Task prompt: Render every entry exactly as it appears.

== Source data

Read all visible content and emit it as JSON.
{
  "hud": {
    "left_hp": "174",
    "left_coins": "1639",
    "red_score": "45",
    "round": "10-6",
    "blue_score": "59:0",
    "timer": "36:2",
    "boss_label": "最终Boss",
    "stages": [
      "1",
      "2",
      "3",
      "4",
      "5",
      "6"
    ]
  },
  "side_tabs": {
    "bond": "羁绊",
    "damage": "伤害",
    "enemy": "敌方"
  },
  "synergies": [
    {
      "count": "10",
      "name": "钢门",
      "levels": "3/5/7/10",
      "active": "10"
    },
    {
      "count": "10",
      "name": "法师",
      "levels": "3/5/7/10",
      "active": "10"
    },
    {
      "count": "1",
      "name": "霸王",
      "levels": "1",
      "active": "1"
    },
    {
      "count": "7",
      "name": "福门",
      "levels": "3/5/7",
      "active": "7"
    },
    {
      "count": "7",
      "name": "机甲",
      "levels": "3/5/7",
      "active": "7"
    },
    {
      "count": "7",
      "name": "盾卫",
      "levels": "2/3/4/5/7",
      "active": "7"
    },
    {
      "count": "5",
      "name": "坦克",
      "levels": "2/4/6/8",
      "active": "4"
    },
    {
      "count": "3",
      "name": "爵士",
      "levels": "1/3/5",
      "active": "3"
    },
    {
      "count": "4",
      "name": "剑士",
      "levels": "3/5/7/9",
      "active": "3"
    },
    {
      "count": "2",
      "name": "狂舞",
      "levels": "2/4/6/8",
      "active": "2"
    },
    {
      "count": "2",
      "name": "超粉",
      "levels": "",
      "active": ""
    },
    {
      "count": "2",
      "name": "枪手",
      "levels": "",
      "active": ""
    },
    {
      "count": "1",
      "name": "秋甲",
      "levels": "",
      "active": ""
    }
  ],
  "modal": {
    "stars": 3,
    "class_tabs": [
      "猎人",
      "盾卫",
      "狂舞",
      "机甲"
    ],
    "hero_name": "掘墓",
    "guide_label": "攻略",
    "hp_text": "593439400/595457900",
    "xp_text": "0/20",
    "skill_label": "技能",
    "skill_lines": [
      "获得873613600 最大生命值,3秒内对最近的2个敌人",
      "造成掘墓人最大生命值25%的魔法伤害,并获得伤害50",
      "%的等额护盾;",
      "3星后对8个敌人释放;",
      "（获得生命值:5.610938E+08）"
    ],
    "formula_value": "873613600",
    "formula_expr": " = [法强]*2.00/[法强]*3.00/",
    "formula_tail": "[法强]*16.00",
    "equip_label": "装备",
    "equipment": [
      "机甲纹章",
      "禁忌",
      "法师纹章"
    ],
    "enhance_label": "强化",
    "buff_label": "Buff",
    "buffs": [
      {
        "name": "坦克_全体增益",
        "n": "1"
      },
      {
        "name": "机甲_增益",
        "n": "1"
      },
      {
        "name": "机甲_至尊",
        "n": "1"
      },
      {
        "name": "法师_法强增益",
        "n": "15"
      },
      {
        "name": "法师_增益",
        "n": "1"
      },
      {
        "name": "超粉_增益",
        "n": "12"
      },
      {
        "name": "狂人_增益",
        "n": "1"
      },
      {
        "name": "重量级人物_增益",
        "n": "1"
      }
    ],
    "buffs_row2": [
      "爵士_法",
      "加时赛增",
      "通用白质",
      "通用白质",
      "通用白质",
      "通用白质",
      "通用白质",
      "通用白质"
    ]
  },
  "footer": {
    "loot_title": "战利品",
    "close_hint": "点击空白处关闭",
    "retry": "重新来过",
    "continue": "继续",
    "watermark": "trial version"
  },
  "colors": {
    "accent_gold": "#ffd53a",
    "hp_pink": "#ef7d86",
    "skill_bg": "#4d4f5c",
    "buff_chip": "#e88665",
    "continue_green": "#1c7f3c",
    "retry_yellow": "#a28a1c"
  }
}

====

Correct response:
Read all visible content and emit it as JSON.
{
  "hud": {
    "left_hp": "174",
    "left_coins": "1639",
    "red_score": "45",
    "round": "10-6",
    "blue_score": "59:0",
    "timer": "36:2",
    "boss_label": "最终Boss",
    "stages": [
      "1",
      "2",
      "3",
      "4",
      "5",
      "6"
    ]
  },
  "side_tabs": {
    "bond": "羁绊",
    "damage": "伤害",
    "enemy": "敌方"
  },
  "synergies": [
    {
      "count": "10",
      "name": "钢门",
      "levels": "3/5/7/10",
      "active": "10"
    },
    {
      "count": "10",
      "name": "法师",
      "levels": "3/5/7/10",
      "active": "10"
    },
    {
      "count": "1",
      "name": "霸王",
      "levels": "1",
      "active": "1"
    },
    {
      "count": "7",
      "name": "福门",
      "levels": "3/5/7",
      "active": "7"
    },
    {
      "count": "7",
      "name": "机甲",
      "levels": "3/5/7",
      "active": "7"
    },
    {
      "count": "7",
      "name": "盾卫",
      "levels": "2/3/4/5/7",
      "active": "7"
    },
    {
      "count": "5",
      "name": "坦克",
      "levels": "2/4/6/8",
      "active": "4"
    },
    {
      "count": "3",
      "name": "爵士",
      "levels": "1/3/5",
      "active": "3"
    },
    {
      "count": "4",
      "name": "剑士",
      "levels": "3/5/7/9",
      "active": "3"
    },
    {
      "count": "2",
      "name": "狂舞",
      "levels": "2/4/6/8",
      "active": "2"
    },
    {
      "count": "2",
      "name": "超粉",
      "levels": "",
      "active": ""
    },
    {
      "count": "2",
      "name": "枪手",
      "levels": "",
      "active": ""
    },
    {
      "count": "1",
      "name": "秋甲",
      "levels": "",
      "active": ""
    }
  ],
  "modal": {
    "stars": 3,
    "class_tabs": [
      "猎人",
      "盾卫",
      "狂舞",
      "机甲"
    ],
    "hero_name": "掘墓",
    "guide_label": "攻略",
    "hp_text": "593439400/595457900",
    "xp_text": "0/20",
    "skill_label": "技能",
    "skill_lines": [
      "获得873613600 最大生命值,3秒内对最近的2个敌人",
      "造成掘墓人最大生命值25%的魔法伤害,并获得伤害50",
      "%的等额护盾;",
      "3星后对8个敌人释放;",
      "（获得生命值:5.610938E+08）"
    ],
    "formula_value": "873613600",
    "formula_expr": " = [法强]*2.00/[法强]*3.00/",
    "formula_tail": "[法强]*16.00",
    "equip_label": "装备",
    "equipment": [
      "机甲纹章",
      "禁忌",
      "法师纹章"
    ],
    "enhance_label": "强化",
    "buff_label": "Buff",
    "buffs": [
      {
        "name": "坦克_全体增益",
        "n": "1"
      },
      {
        "name": "机甲_增益",
        "n": "1"
      },
      {
        "name": "机甲_至尊",
        "n": "1"
      },
      {
        "name": "法师_法强增益",
        "n": "15"
      },
      {
        "name": "法师_增益",
        "n": "1"
      },
      {
        "name": "超粉_增益",
        "n": "12"
      },
      {
        "name": "狂人_增益",
        "n": "1"
      },
      {
        "name": "重量级人物_增益",
        "n": "1"
      }
    ],
    "buffs_row2": [
      "爵士_法",
      "加时赛增",
      "通用白质",
      "通用白质",
      "通用白质",
      "通用白质",
      "通用白质",
      "通用白质"
    ]
  },
  "footer": {
    "loot_title": "战利品",
    "close_hint": "点击空白处关闭",
    "retry": "重新来过",
    "continue": "继续",
    "watermark": "trial version"
  },
  "colors": {
    "accent_gold": "#ffd53a",
    "hp_pink": "#ef7d86",
    "skill_bg": "#4d4f5c",
    "buff_chip": "#e88665",
    "continue_green": "#1c7f3c",
    "retry_yellow": "#a28a1c"
  }
}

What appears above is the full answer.